Given task =
Exclude all pictures, then copy each of the records exactly as written.

Provided data =

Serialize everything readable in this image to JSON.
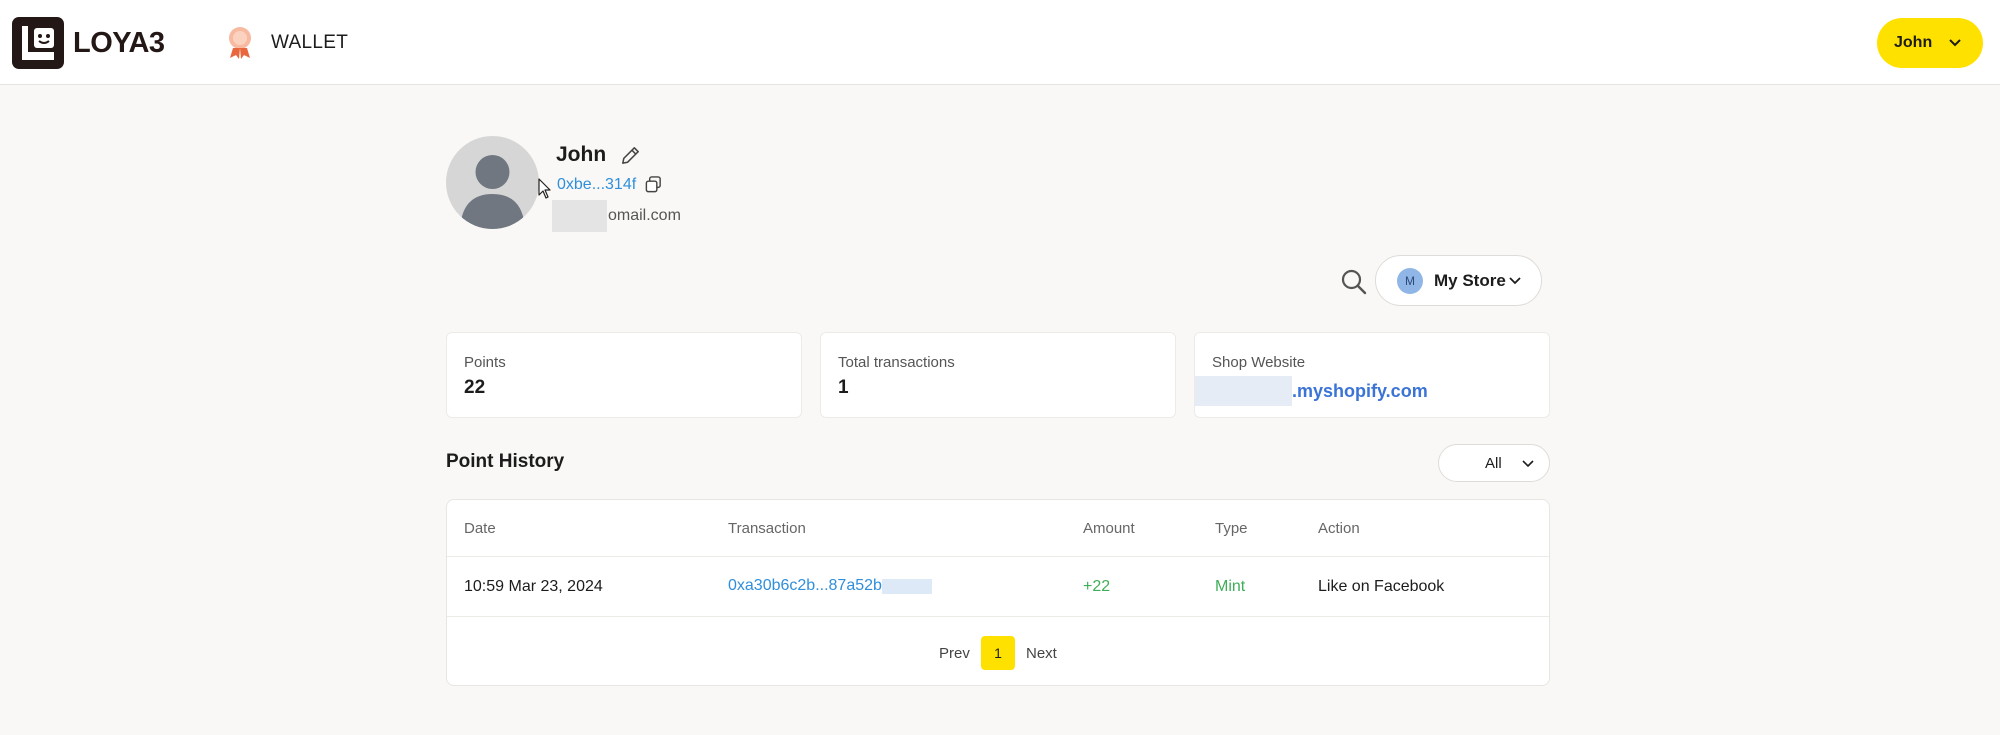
{
  "header": {
    "brand": "LOYA3",
    "nav_wallet": "WALLET",
    "user_menu": "John"
  },
  "profile": {
    "name": "John",
    "address": "0xbe...314f",
    "email": "omail.com"
  },
  "controls": {
    "store_badge": "M",
    "store_label": "My Store"
  },
  "stats": {
    "points_label": "Points",
    "points_value": "22",
    "transactions_label": "Total transactions",
    "transactions_value": "1",
    "website_label": "Shop Website",
    "website_value": ".myshopify.com"
  },
  "history": {
    "title": "Point History",
    "filter": "All",
    "columns": [
      "Date",
      "Transaction",
      "Amount",
      "Type",
      "Action"
    ],
    "rows": [
      {
        "date": "10:59 Mar 23, 2024",
        "transaction": "0xa30b6c2b...87a52b",
        "amount": "+22",
        "type": "Mint",
        "action": "Like on Facebook"
      }
    ],
    "pager": {
      "prev": "Prev",
      "current": "1",
      "next": "Next"
    }
  },
  "colors": {
    "accent": "#ffe100",
    "link": "#2f8fdb",
    "positive": "#3fae58",
    "background": "#f9f8f6"
  }
}
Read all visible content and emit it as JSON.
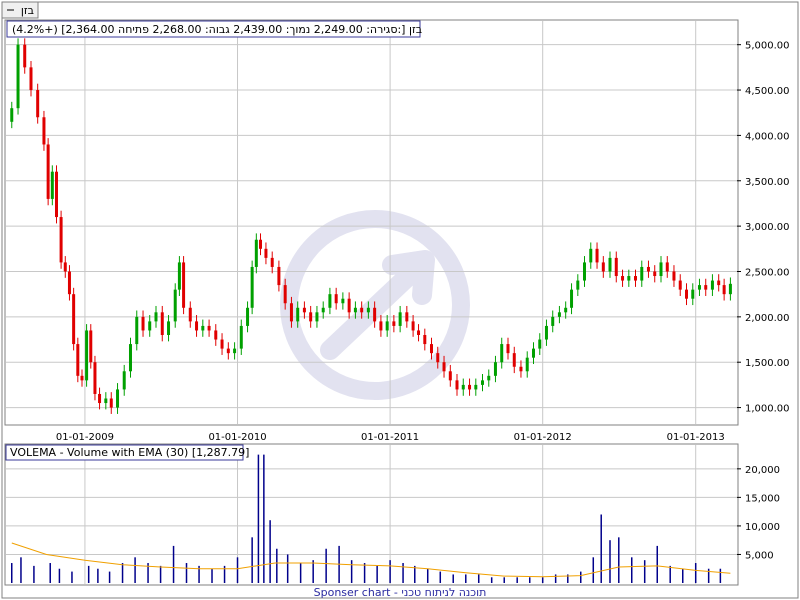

Full response =
Serialize everything readable in this image to JSON.
{
  "header": {
    "brand": "LOYA3",
    "nav_wallet": "WALLET",
    "user_menu": "John"
  },
  "profile": {
    "name": "John",
    "address": "0xbe...314f",
    "email": "omail.com"
  },
  "controls": {
    "store_badge": "M",
    "store_label": "My Store"
  },
  "stats": {
    "points_label": "Points",
    "points_value": "22",
    "transactions_label": "Total transactions",
    "transactions_value": "1",
    "website_label": "Shop Website",
    "website_value": ".myshopify.com"
  },
  "history": {
    "title": "Point History",
    "filter": "All",
    "columns": [
      "Date",
      "Transaction",
      "Amount",
      "Type",
      "Action"
    ],
    "rows": [
      {
        "date": "10:59 Mar 23, 2024",
        "transaction": "0xa30b6c2b...87a52b",
        "amount": "+22",
        "type": "Mint",
        "action": "Like on Facebook"
      }
    ],
    "pager": {
      "prev": "Prev",
      "current": "1",
      "next": "Next"
    }
  },
  "colors": {
    "accent": "#ffe100",
    "link": "#2f8fdb",
    "positive": "#3fae58",
    "background": "#f9f8f6"
  }
}
Read all visible content and emit it as JSON.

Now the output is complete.